§ Instructions for the task: Your task is to transcribe the records exactly, skipping every image.

§ Data to use:

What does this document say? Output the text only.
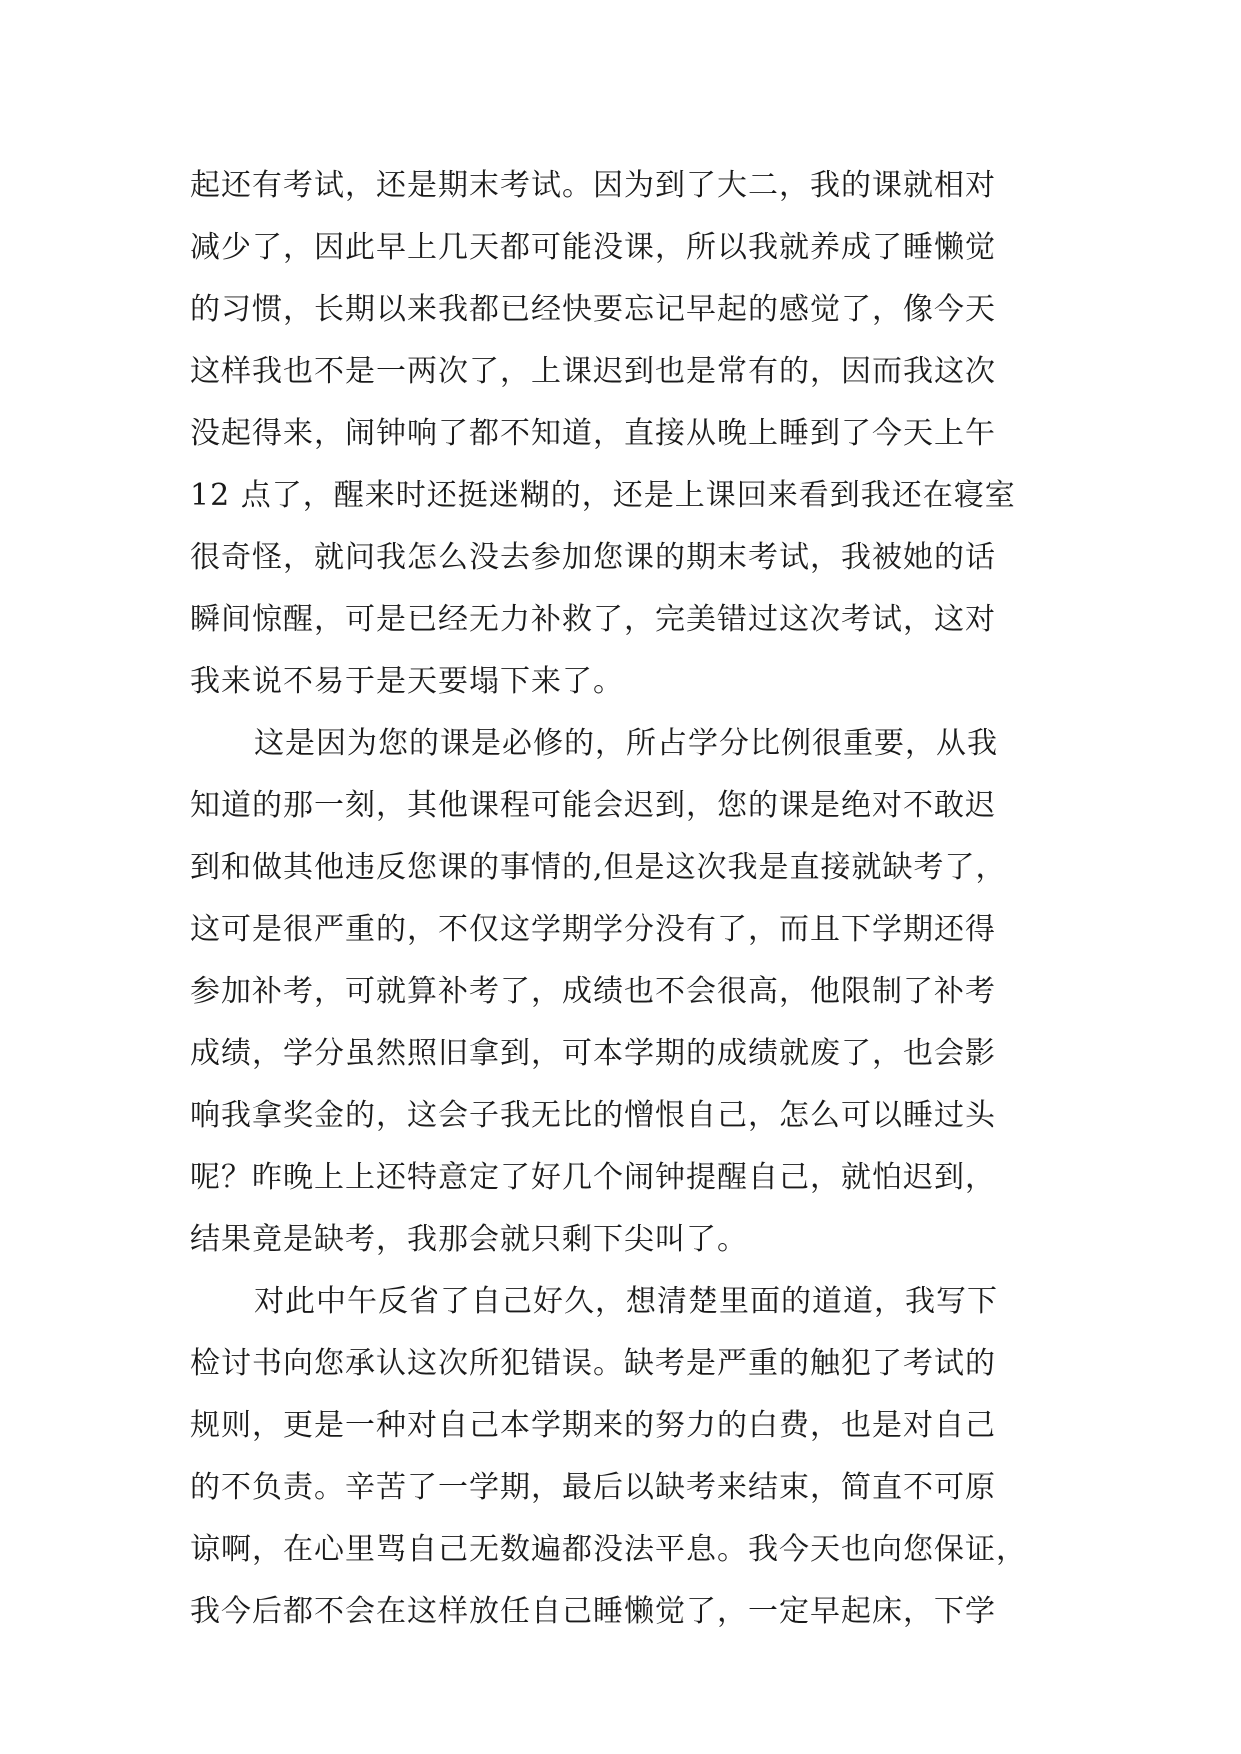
起还有考试，还是期末考试。因为到了大二，我的课就相对
减少了，因此早上几天都可能没课，所以我就养成了睡懒觉
的习惯，长期以来我都已经快要忘记早起的感觉了，像今天
这样我也不是一两次了，上课迟到也是常有的，因而我这次
没起得来，闹钟响了都不知道，直接从晚上睡到了今天上午
12 点了，醒来时还挺迷糊的，还是上课回来看到我还在寝室
很奇怪，就问我怎么没去参加您课的期末考试，我被她的话
瞬间惊醒，可是已经无力补救了，完美错过这次考试，这对
我来说不易于是天要塌下来了。
这是因为您的课是必修的，所占学分比例很重要，从我
知道的那一刻，其他课程可能会迟到，您的课是绝对不敢迟
到和做其他违反您课的事情的,但是这次我是直接就缺考了，
这可是很严重的，不仅这学期学分没有了，而且下学期还得
参加补考，可就算补考了，成绩也不会很高，他限制了补考
成绩，学分虽然照旧拿到，可本学期的成绩就废了，也会影
响我拿奖金的，这会子我无比的憎恨自己，怎么可以睡过头
呢？昨晚上上还特意定了好几个闹钟提醒自己，就怕迟到，
结果竟是缺考，我那会就只剩下尖叫了。
对此中午反省了自己好久，想清楚里面的道道，我写下
检讨书向您承认这次所犯错误。缺考是严重的触犯了考试的
规则，更是一种对自己本学期来的努力的白费，也是对自己
的不负责。辛苦了一学期，最后以缺考来结束，简直不可原
谅啊，在心里骂自己无数遍都没法平息。我今天也向您保证，
我今后都不会在这样放任自己睡懒觉了，一定早起床，下学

§ Worked solution:
What does this document say? Output the text only.
起还有考试，还是期末考试。因为到了大二，我的课就相对
减少了，因此早上几天都可能没课，所以我就养成了睡懒觉
的习惯，长期以来我都已经快要忘记早起的感觉了，像今天
这样我也不是一两次了，上课迟到也是常有的，因而我这次
没起得来，闹钟响了都不知道，直接从晚上睡到了今天上午
12 点了，醒来时还挺迷糊的，还是上课回来看到我还在寝室
很奇怪，就问我怎么没去参加您课的期末考试，我被她的话
瞬间惊醒，可是已经无力补救了，完美错过这次考试，这对
我来说不易于是天要塌下来了。
这是因为您的课是必修的，所占学分比例很重要，从我
知道的那一刻，其他课程可能会迟到，您的课是绝对不敢迟
到和做其他违反您课的事情的,但是这次我是直接就缺考了，
这可是很严重的，不仅这学期学分没有了，而且下学期还得
参加补考，可就算补考了，成绩也不会很高，他限制了补考
成绩，学分虽然照旧拿到，可本学期的成绩就废了，也会影
响我拿奖金的，这会子我无比的憎恨自己，怎么可以睡过头
呢？昨晚上上还特意定了好几个闹钟提醒自己，就怕迟到，
结果竟是缺考，我那会就只剩下尖叫了。
对此中午反省了自己好久，想清楚里面的道道，我写下
检讨书向您承认这次所犯错误。缺考是严重的触犯了考试的
规则，更是一种对自己本学期来的努力的白费，也是对自己
的不负责。辛苦了一学期，最后以缺考来结束，简直不可原
谅啊，在心里骂自己无数遍都没法平息。我今天也向您保证，
我今后都不会在这样放任自己睡懒觉了，一定早起床，下学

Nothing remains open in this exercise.